■ Exercise objective: Filter this data down to the lines that hold "style", and copy them.

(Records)
# # # #
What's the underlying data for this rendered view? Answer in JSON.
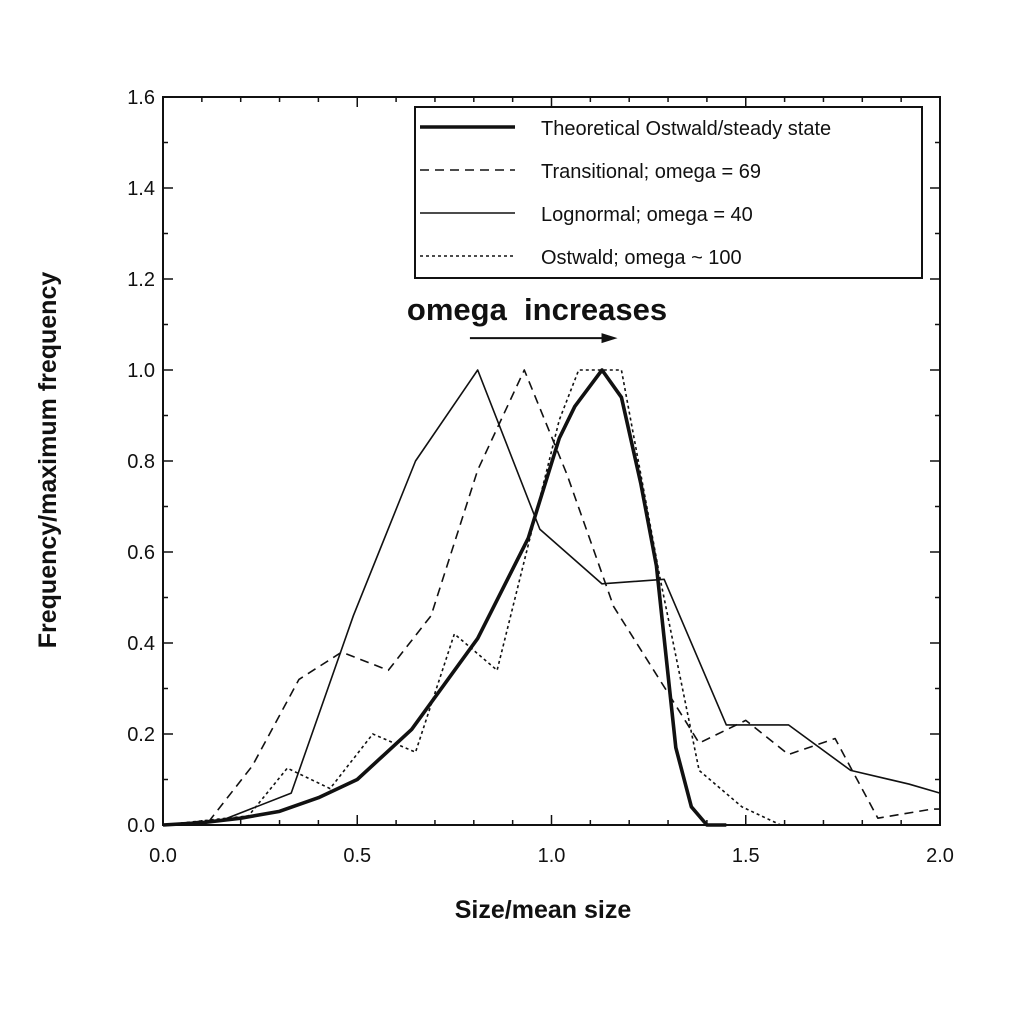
{
  "chart_data": {
    "type": "line",
    "title": "",
    "xlabel": "Size/mean size",
    "ylabel": "Frequency/maximum frequency",
    "xlim": [
      0,
      2.0
    ],
    "ylim": [
      0,
      1.6
    ],
    "x_ticks": [
      "0.0",
      "0.5",
      "1.0",
      "1.5",
      "2.0"
    ],
    "y_ticks": [
      "0.0",
      "0.2",
      "0.4",
      "0.6",
      "0.8",
      "1.0",
      "1.2",
      "1.4",
      "1.6"
    ],
    "grid": false,
    "legend_position": "top-right",
    "annotation": {
      "text": "omega  increases",
      "arrow_from": [
        0.79,
        1.07
      ],
      "arrow_to": [
        1.17,
        1.07
      ]
    },
    "series": [
      {
        "name": "Theoretical Ostwald/steady state",
        "style": "thick-solid",
        "x": [
          0.0,
          0.1,
          0.2,
          0.3,
          0.4,
          0.5,
          0.64,
          0.81,
          0.94,
          1.02,
          1.06,
          1.13,
          1.18,
          1.23,
          1.27,
          1.32,
          1.36,
          1.4,
          1.45
        ],
        "y": [
          0.0,
          0.005,
          0.015,
          0.03,
          0.06,
          0.1,
          0.21,
          0.41,
          0.63,
          0.85,
          0.92,
          1.0,
          0.94,
          0.75,
          0.57,
          0.17,
          0.04,
          0.0,
          0.0
        ]
      },
      {
        "name": "Transitional; omega = 69",
        "style": "dashed",
        "x": [
          0.0,
          0.12,
          0.23,
          0.35,
          0.46,
          0.58,
          0.69,
          0.81,
          0.93,
          1.04,
          1.16,
          1.3,
          1.38,
          1.5,
          1.61,
          1.73,
          1.84,
          1.98,
          2.0
        ],
        "y": [
          0.0,
          0.01,
          0.13,
          0.32,
          0.38,
          0.34,
          0.46,
          0.78,
          1.0,
          0.77,
          0.48,
          0.29,
          0.18,
          0.23,
          0.155,
          0.19,
          0.015,
          0.035,
          0.035
        ]
      },
      {
        "name": "Lognormal; omega = 40",
        "style": "solid",
        "x": [
          0.0,
          0.15,
          0.33,
          0.49,
          0.65,
          0.81,
          0.97,
          1.13,
          1.29,
          1.45,
          1.61,
          1.77,
          1.92,
          2.0
        ],
        "y": [
          0.0,
          0.01,
          0.07,
          0.46,
          0.8,
          1.0,
          0.65,
          0.53,
          0.54,
          0.22,
          0.22,
          0.12,
          0.09,
          0.07
        ]
      },
      {
        "name": "Ostwald; omega ~ 100",
        "style": "dotted",
        "x": [
          0.0,
          0.22,
          0.32,
          0.43,
          0.54,
          0.65,
          0.75,
          0.86,
          1.02,
          1.07,
          1.18,
          1.28,
          1.38,
          1.49,
          1.59
        ],
        "y": [
          0.0,
          0.02,
          0.125,
          0.08,
          0.2,
          0.16,
          0.42,
          0.34,
          0.89,
          1.0,
          1.0,
          0.54,
          0.12,
          0.04,
          0.0
        ]
      }
    ]
  }
}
# # # #
■ Output for this task:
        "style": "thick-solid",
        "style": "dashed",
        "style": "solid",
        "style": "dotted",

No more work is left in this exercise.